>> start LISTING

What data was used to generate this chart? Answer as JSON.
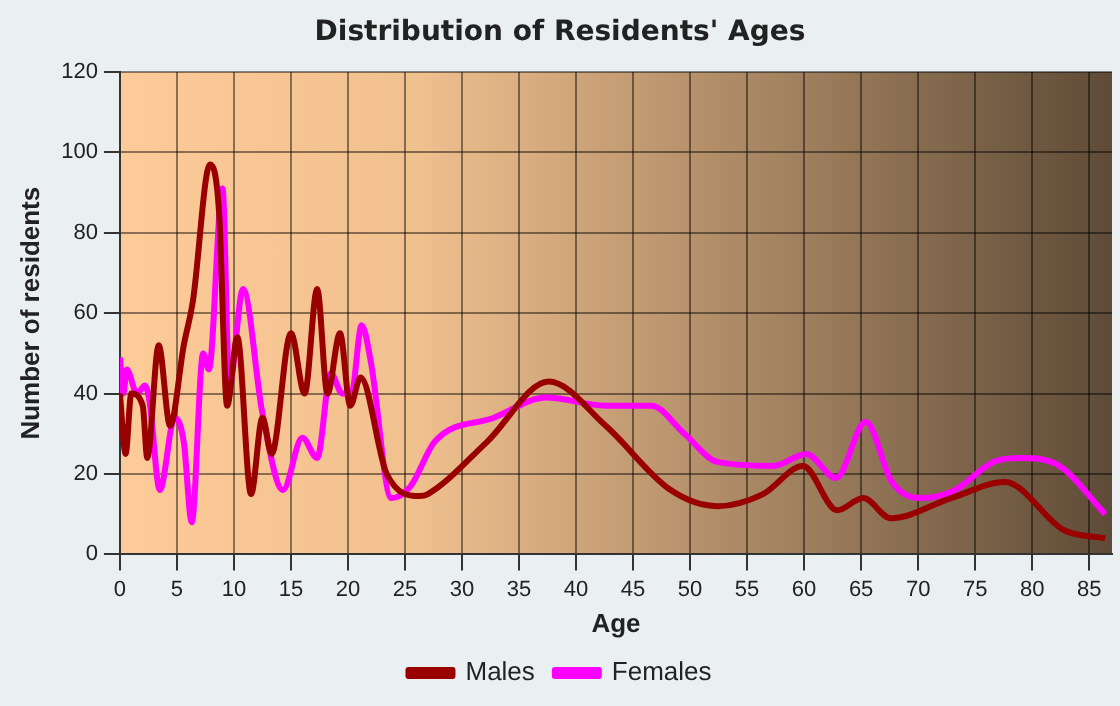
{
  "chart_data": {
    "type": "line",
    "title": "Distribution of Residents' Ages",
    "xlabel": "Age",
    "ylabel": "Number of residents",
    "xlim": [
      0,
      87
    ],
    "xticks": [
      0,
      5,
      10,
      15,
      20,
      25,
      30,
      35,
      40,
      45,
      50,
      55,
      60,
      65,
      70,
      75,
      80,
      85
    ],
    "ylim": [
      0,
      120
    ],
    "yticks": [
      0,
      20,
      40,
      60,
      80,
      100,
      120
    ],
    "grid": true,
    "legend": "bottom",
    "marker": "none",
    "line_style": "solid",
    "series": [
      {
        "name": "Males",
        "color": "#990000",
        "x": [
          0,
          0.5,
          1,
          2,
          2.4,
          3.4,
          4.4,
          5.6,
          6.4,
          7.9,
          8.7,
          9.4,
          10.3,
          11.5,
          12.5,
          13.3,
          15,
          16.2,
          17.3,
          18.2,
          19.3,
          20.2,
          21.1,
          23.4,
          26.3,
          27,
          32.2,
          37.6,
          42.6,
          48.3,
          52.4,
          56.4,
          59.9,
          62.9,
          65.2,
          67.6,
          72.9,
          77.6,
          82.8,
          86.4
        ],
        "values": [
          40,
          25,
          40,
          37,
          24,
          52,
          32,
          52,
          63,
          97,
          85,
          37,
          54,
          15,
          34,
          25,
          55,
          40,
          66,
          40,
          55,
          37,
          44,
          20,
          14.5,
          15,
          28,
          43,
          32,
          16,
          12,
          15,
          22,
          11,
          14,
          9,
          14,
          18,
          6,
          4
        ]
      },
      {
        "name": "Females",
        "color": "#ff00ff",
        "x": [
          0,
          0.3,
          0.6,
          1.5,
          2.2,
          2.6,
          3.5,
          4.8,
          5.6,
          6.3,
          7.3,
          7.8,
          9,
          9.6,
          10.8,
          12.5,
          14.3,
          16,
          17.3,
          18.5,
          19.5,
          20.3,
          21.2,
          22,
          23.8,
          25.5,
          27.6,
          32.8,
          37.4,
          42.6,
          46.6,
          49.5,
          52.4,
          57.3,
          60.2,
          62.8,
          65.4,
          67.7,
          70.3,
          73.2,
          76.6,
          79,
          82.4,
          86.4
        ],
        "values": [
          49,
          40,
          46,
          40,
          42,
          38,
          16,
          34,
          28,
          8,
          50,
          46,
          91,
          42,
          66,
          35,
          16,
          29,
          24,
          45,
          40,
          40,
          57,
          48,
          14,
          17,
          28,
          34,
          39,
          37,
          37,
          30,
          23,
          22,
          25,
          19,
          33,
          18,
          14,
          16,
          23,
          24,
          22,
          10
        ]
      }
    ]
  }
}
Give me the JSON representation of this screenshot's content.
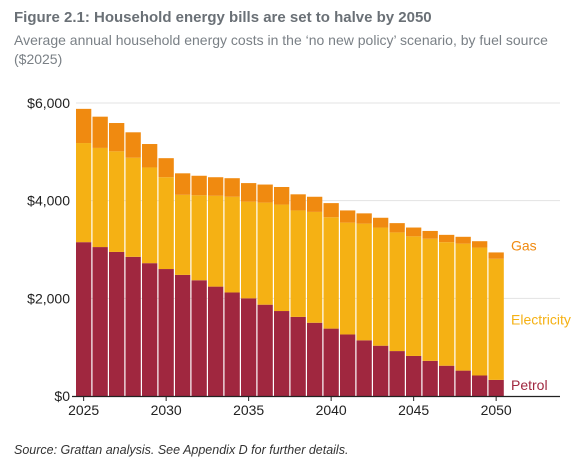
{
  "header": {
    "title": "Figure 2.1: Household energy bills are set to halve by 2050",
    "subtitle": "Average annual household energy costs in the ‘no new policy’ scenario, by fuel source ($2025)"
  },
  "footer": {
    "source": "Source: Grattan analysis. See Appendix D for further details."
  },
  "chart_data": {
    "type": "bar",
    "stacked": true,
    "categories": [
      "2025",
      "2026",
      "2027",
      "2028",
      "2029",
      "2030",
      "2031",
      "2032",
      "2033",
      "2034",
      "2035",
      "2036",
      "2037",
      "2038",
      "2039",
      "2040",
      "2041",
      "2042",
      "2043",
      "2044",
      "2045",
      "2046",
      "2047",
      "2048",
      "2049",
      "2050"
    ],
    "series": [
      {
        "name": "Petrol",
        "color": "#a0273f",
        "values": [
          3150,
          3050,
          2950,
          2850,
          2720,
          2600,
          2480,
          2370,
          2240,
          2120,
          2000,
          1870,
          1740,
          1620,
          1500,
          1380,
          1260,
          1140,
          1030,
          920,
          820,
          720,
          620,
          520,
          420,
          330
        ]
      },
      {
        "name": "Electricity",
        "color": "#f5b114",
        "values": [
          2030,
          2030,
          2060,
          2030,
          1960,
          1880,
          1640,
          1740,
          1860,
          1960,
          1980,
          2090,
          2180,
          2180,
          2270,
          2280,
          2290,
          2390,
          2420,
          2430,
          2450,
          2500,
          2530,
          2600,
          2620,
          2480
        ]
      },
      {
        "name": "Gas",
        "color": "#f08a10",
        "values": [
          700,
          640,
          580,
          520,
          480,
          390,
          440,
          400,
          380,
          380,
          380,
          370,
          360,
          330,
          310,
          290,
          250,
          210,
          200,
          190,
          180,
          160,
          150,
          140,
          130,
          130
        ]
      }
    ],
    "xticks": [
      "2025",
      "2030",
      "2035",
      "2040",
      "2045",
      "2050"
    ],
    "yticks": [
      "$0",
      "$2,000",
      "$4,000",
      "$6,000"
    ],
    "ylim": [
      0,
      6000
    ],
    "legend": "right, inline labels"
  }
}
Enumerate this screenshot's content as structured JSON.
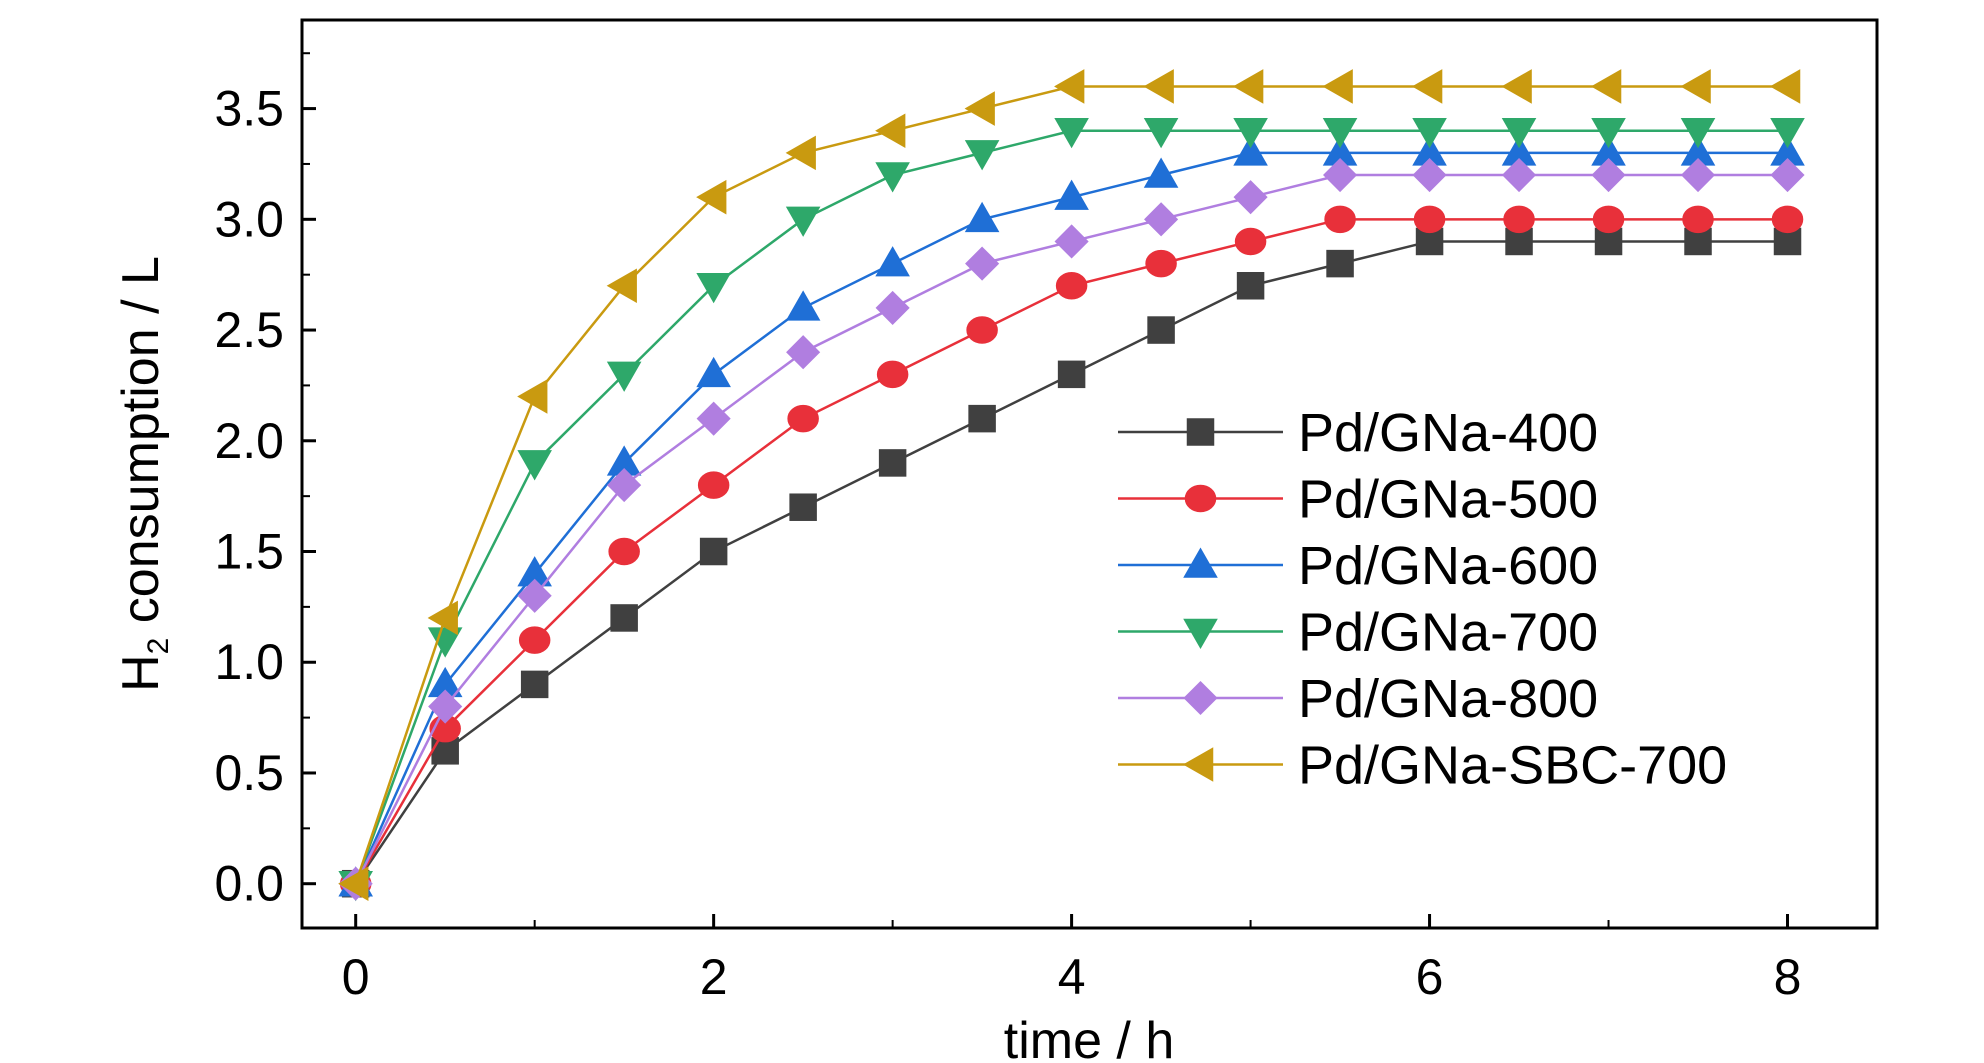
{
  "chart_data": {
    "type": "line",
    "title": "",
    "xlabel": "time / h",
    "ylabel": {
      "prefix": "H",
      "subscript": "2",
      "rest": " consumption / L"
    },
    "xlim": [
      -0.3,
      8.5
    ],
    "ylim": [
      -0.2,
      3.9
    ],
    "xticks": [
      0,
      2,
      4,
      6,
      8
    ],
    "xtick_labels": [
      "0",
      "2",
      "4",
      "6",
      "8"
    ],
    "yticks": [
      0,
      0.5,
      1,
      1.5,
      2,
      2.5,
      3,
      3.5
    ],
    "ytick_labels": [
      "0.0",
      "0.5",
      "1.0",
      "1.5",
      "2.0",
      "2.5",
      "3.0",
      "3.5"
    ],
    "grid": false,
    "legend_position": "right",
    "x": [
      0,
      0.5,
      1,
      1.5,
      2,
      2.5,
      3,
      3.5,
      4,
      4.5,
      5,
      5.5,
      6,
      6.5,
      7,
      7.5,
      8
    ],
    "series": [
      {
        "name": "Pd/GNa-400",
        "color": "#404040",
        "marker": "square",
        "values": [
          0,
          0.6,
          0.9,
          1.2,
          1.5,
          1.7,
          1.9,
          2.1,
          2.3,
          2.5,
          2.7,
          2.8,
          2.9,
          2.9,
          2.9,
          2.9,
          2.9
        ]
      },
      {
        "name": "Pd/GNa-500",
        "color": "#e8303a",
        "marker": "circle",
        "values": [
          0,
          0.7,
          1.1,
          1.5,
          1.8,
          2.1,
          2.3,
          2.5,
          2.7,
          2.8,
          2.9,
          3.0,
          3.0,
          3.0,
          3.0,
          3.0,
          3.0
        ]
      },
      {
        "name": "Pd/GNa-600",
        "color": "#1f6fd6",
        "marker": "triangle-up",
        "values": [
          0,
          0.9,
          1.4,
          1.9,
          2.3,
          2.6,
          2.8,
          3.0,
          3.1,
          3.2,
          3.3,
          3.3,
          3.3,
          3.3,
          3.3,
          3.3,
          3.3
        ]
      },
      {
        "name": "Pd/GNa-700",
        "color": "#2ea86a",
        "marker": "triangle-down",
        "values": [
          0,
          1.1,
          1.9,
          2.3,
          2.7,
          3.0,
          3.2,
          3.3,
          3.4,
          3.4,
          3.4,
          3.4,
          3.4,
          3.4,
          3.4,
          3.4,
          3.4
        ]
      },
      {
        "name": "Pd/GNa-800",
        "color": "#b07ee0",
        "marker": "diamond",
        "values": [
          0,
          0.8,
          1.3,
          1.8,
          2.1,
          2.4,
          2.6,
          2.8,
          2.9,
          3.0,
          3.1,
          3.2,
          3.2,
          3.2,
          3.2,
          3.2,
          3.2
        ]
      },
      {
        "name": "Pd/GNa-SBC-700",
        "color": "#c99a10",
        "marker": "triangle-left",
        "values": [
          0,
          1.2,
          2.2,
          2.7,
          3.1,
          3.3,
          3.4,
          3.5,
          3.6,
          3.6,
          3.6,
          3.6,
          3.6,
          3.6,
          3.6,
          3.6,
          3.6
        ]
      }
    ]
  }
}
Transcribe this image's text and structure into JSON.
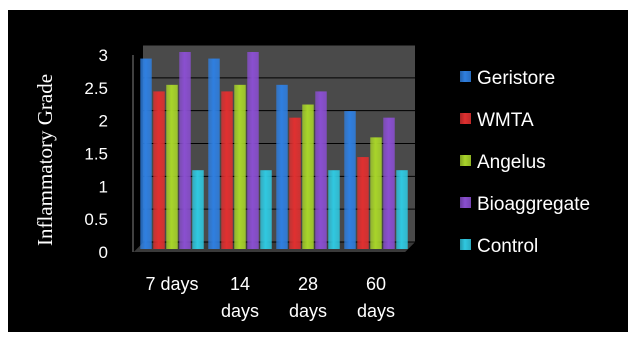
{
  "chart_data": {
    "type": "bar",
    "ylabel": "Inflammatory Grade",
    "ylim": [
      0,
      3
    ],
    "yticks": [
      "0",
      "0.5",
      "1",
      "1.5",
      "2",
      "2.5",
      "3"
    ],
    "categories": [
      [
        "7 days"
      ],
      [
        "14",
        "days"
      ],
      [
        "28",
        "days"
      ],
      [
        "60",
        "days"
      ]
    ],
    "series": [
      {
        "name": "Geristore",
        "color": "#2f7fe0",
        "values": [
          2.9,
          2.9,
          2.5,
          2.1
        ]
      },
      {
        "name": "WMTA",
        "color": "#e03030",
        "values": [
          2.4,
          2.4,
          2.0,
          1.4
        ]
      },
      {
        "name": "Angelus",
        "color": "#a8d42a",
        "values": [
          2.5,
          2.5,
          2.2,
          1.7
        ]
      },
      {
        "name": "Bioaggregate",
        "color": "#8a4fd0",
        "values": [
          3.0,
          3.0,
          2.4,
          2.0
        ]
      },
      {
        "name": "Control",
        "color": "#30c8e0",
        "values": [
          1.2,
          1.2,
          1.2,
          1.2
        ]
      }
    ],
    "legend_position": "right",
    "background": "#000000",
    "plot_background": "#4a4a4a"
  }
}
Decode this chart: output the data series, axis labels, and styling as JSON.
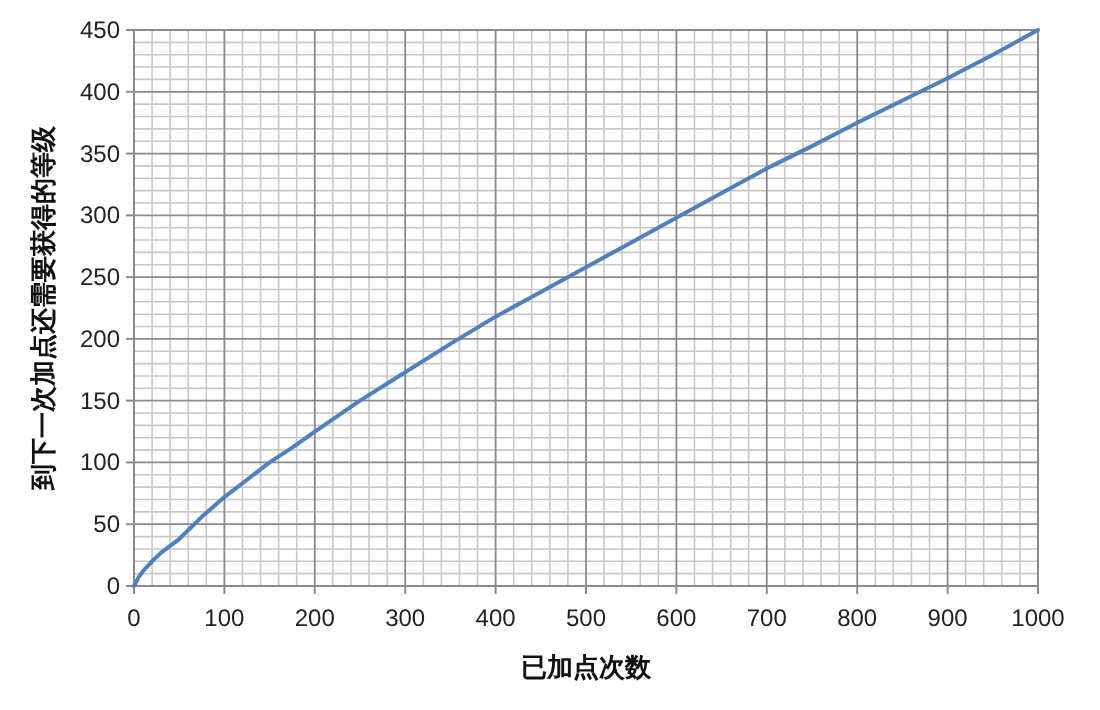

>> end LISTING

◆ WHAT THIS TASK INVOLVES ◆
Work through the records line by line and tally those holding "marker". Reply with the number alone.

◆ RIGHT ANSWER ◆
7